[Begin]
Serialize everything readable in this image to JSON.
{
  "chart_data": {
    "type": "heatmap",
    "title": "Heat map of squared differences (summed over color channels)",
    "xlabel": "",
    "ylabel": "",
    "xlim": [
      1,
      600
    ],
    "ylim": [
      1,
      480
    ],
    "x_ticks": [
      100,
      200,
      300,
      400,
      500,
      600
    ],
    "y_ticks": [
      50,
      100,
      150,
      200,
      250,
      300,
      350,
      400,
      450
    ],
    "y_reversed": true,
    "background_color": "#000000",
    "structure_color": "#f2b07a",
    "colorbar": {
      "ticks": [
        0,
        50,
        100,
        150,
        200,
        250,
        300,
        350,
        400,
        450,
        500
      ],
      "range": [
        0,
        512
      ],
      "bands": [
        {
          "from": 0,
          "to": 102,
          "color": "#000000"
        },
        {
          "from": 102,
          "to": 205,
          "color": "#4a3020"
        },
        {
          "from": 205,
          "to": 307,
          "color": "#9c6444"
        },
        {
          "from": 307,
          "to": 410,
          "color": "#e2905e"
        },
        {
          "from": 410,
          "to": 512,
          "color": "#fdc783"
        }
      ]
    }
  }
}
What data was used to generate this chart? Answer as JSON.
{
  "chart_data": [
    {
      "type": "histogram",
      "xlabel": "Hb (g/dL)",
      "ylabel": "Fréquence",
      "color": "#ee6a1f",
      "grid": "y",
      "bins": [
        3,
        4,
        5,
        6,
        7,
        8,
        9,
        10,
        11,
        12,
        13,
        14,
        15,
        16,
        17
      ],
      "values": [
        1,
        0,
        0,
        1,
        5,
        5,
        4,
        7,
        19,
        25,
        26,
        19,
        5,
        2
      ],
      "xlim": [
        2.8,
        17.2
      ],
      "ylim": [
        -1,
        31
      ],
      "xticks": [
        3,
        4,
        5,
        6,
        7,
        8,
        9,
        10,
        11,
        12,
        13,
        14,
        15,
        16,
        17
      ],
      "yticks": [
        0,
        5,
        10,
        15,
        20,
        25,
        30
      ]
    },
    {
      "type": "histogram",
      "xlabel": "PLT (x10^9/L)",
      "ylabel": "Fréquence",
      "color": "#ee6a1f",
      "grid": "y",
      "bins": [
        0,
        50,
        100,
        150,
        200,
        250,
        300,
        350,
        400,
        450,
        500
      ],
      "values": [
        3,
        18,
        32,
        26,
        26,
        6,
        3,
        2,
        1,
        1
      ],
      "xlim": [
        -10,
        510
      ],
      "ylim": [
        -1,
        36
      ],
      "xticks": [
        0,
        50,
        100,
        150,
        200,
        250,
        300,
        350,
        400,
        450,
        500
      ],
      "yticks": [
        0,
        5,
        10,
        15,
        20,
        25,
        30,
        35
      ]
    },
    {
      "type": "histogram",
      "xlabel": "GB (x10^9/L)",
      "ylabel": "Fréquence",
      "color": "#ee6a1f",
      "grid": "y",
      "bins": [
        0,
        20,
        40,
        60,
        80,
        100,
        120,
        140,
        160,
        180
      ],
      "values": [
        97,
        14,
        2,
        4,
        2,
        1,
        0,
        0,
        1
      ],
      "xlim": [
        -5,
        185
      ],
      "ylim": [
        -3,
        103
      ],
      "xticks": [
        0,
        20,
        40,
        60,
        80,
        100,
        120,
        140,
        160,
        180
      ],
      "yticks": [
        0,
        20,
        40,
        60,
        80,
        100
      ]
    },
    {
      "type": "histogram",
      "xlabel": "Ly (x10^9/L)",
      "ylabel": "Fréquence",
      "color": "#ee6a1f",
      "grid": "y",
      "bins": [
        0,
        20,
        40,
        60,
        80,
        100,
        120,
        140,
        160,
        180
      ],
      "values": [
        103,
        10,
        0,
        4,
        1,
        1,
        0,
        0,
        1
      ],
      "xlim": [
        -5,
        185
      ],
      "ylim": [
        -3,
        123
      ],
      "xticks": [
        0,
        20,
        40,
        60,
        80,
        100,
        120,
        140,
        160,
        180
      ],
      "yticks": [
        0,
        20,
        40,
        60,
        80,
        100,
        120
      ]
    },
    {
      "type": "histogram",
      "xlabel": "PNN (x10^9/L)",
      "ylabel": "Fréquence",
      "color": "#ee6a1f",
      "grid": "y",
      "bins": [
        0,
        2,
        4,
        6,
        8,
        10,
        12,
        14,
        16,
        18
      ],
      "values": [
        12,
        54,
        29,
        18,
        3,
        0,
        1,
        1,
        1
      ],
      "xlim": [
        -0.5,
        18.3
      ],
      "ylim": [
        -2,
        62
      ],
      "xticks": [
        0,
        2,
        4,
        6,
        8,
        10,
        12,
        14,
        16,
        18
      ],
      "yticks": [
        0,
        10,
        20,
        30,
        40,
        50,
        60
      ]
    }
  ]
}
[End]
### GIVEN PROBLEM
The records above must be output exactly, in full.

### EXERCISE RESULT
Serialize everything readable in this image to JSON.
{
  "chart_data": {
    "type": "heatmap",
    "title": "Heat map of squared differences (summed over color channels)",
    "xlabel": "",
    "ylabel": "",
    "xlim": [
      1,
      600
    ],
    "ylim": [
      1,
      480
    ],
    "x_ticks": [
      100,
      200,
      300,
      400,
      500,
      600
    ],
    "y_ticks": [
      50,
      100,
      150,
      200,
      250,
      300,
      350,
      400,
      450
    ],
    "y_reversed": true,
    "background_color": "#000000",
    "structure_color": "#f2b07a",
    "colorbar": {
      "ticks": [
        0,
        50,
        100,
        150,
        200,
        250,
        300,
        350,
        400,
        450,
        500
      ],
      "range": [
        0,
        512
      ],
      "bands": [
        {
          "from": 0,
          "to": 102,
          "color": "#000000"
        },
        {
          "from": 102,
          "to": 205,
          "color": "#4a3020"
        },
        {
          "from": 205,
          "to": 307,
          "color": "#9c6444"
        },
        {
          "from": 307,
          "to": 410,
          "color": "#e2905e"
        },
        {
          "from": 410,
          "to": 512,
          "color": "#fdc783"
        }
      ]
    }
  }
}
What data was used to generate this chart? Answer as JSON.
{
  "chart_data": [
    {
      "type": "histogram",
      "xlabel": "Hb (g/dL)",
      "ylabel": "Fréquence",
      "color": "#ee6a1f",
      "grid": "y",
      "bins": [
        3,
        4,
        5,
        6,
        7,
        8,
        9,
        10,
        11,
        12,
        13,
        14,
        15,
        16,
        17
      ],
      "values": [
        1,
        0,
        0,
        1,
        5,
        5,
        4,
        7,
        19,
        25,
        26,
        19,
        5,
        2
      ],
      "xlim": [
        2.8,
        17.2
      ],
      "ylim": [
        -1,
        31
      ],
      "xticks": [
        3,
        4,
        5,
        6,
        7,
        8,
        9,
        10,
        11,
        12,
        13,
        14,
        15,
        16,
        17
      ],
      "yticks": [
        0,
        5,
        10,
        15,
        20,
        25,
        30
      ]
    },
    {
      "type": "histogram",
      "xlabel": "PLT (x10^9/L)",
      "ylabel": "Fréquence",
      "color": "#ee6a1f",
      "grid": "y",
      "bins": [
        0,
        50,
        100,
        150,
        200,
        250,
        300,
        350,
        400,
        450,
        500
      ],
      "values": [
        3,
        18,
        32,
        26,
        26,
        6,
        3,
        2,
        1,
        1
      ],
      "xlim": [
        -10,
        510
      ],
      "ylim": [
        -1,
        36
      ],
      "xticks": [
        0,
        50,
        100,
        150,
        200,
        250,
        300,
        350,
        400,
        450,
        500
      ],
      "yticks": [
        0,
        5,
        10,
        15,
        20,
        25,
        30,
        35
      ]
    },
    {
      "type": "histogram",
      "xlabel": "GB (x10^9/L)",
      "ylabel": "Fréquence",
      "color": "#ee6a1f",
      "grid": "y",
      "bins": [
        0,
        20,
        40,
        60,
        80,
        100,
        120,
        140,
        160,
        180
      ],
      "values": [
        97,
        14,
        2,
        4,
        2,
        1,
        0,
        0,
        1
      ],
      "xlim": [
        -5,
        185
      ],
      "ylim": [
        -3,
        103
      ],
      "xticks": [
        0,
        20,
        40,
        60,
        80,
        100,
        120,
        140,
        160,
        180
      ],
      "yticks": [
        0,
        20,
        40,
        60,
        80,
        100
      ]
    },
    {
      "type": "histogram",
      "xlabel": "Ly (x10^9/L)",
      "ylabel": "Fréquence",
      "color": "#ee6a1f",
      "grid": "y",
      "bins": [
        0,
        20,
        40,
        60,
        80,
        100,
        120,
        140,
        160,
        180
      ],
      "values": [
        103,
        10,
        0,
        4,
        1,
        1,
        0,
        0,
        1
      ],
      "xlim": [
        -5,
        185
      ],
      "ylim": [
        -3,
        123
      ],
      "xticks": [
        0,
        20,
        40,
        60,
        80,
        100,
        120,
        140,
        160,
        180
      ],
      "yticks": [
        0,
        20,
        40,
        60,
        80,
        100,
        120
      ]
    },
    {
      "type": "histogram",
      "xlabel": "PNN (x10^9/L)",
      "ylabel": "Fréquence",
      "color": "#ee6a1f",
      "grid": "y",
      "bins": [
        0,
        2,
        4,
        6,
        8,
        10,
        12,
        14,
        16,
        18
      ],
      "values": [
        12,
        54,
        29,
        18,
        3,
        0,
        1,
        1,
        1
      ],
      "xlim": [
        -0.5,
        18.3
      ],
      "ylim": [
        -2,
        62
      ],
      "xticks": [
        0,
        2,
        4,
        6,
        8,
        10,
        12,
        14,
        16,
        18
      ],
      "yticks": [
        0,
        10,
        20,
        30,
        40,
        50,
        60
      ]
    }
  ]
}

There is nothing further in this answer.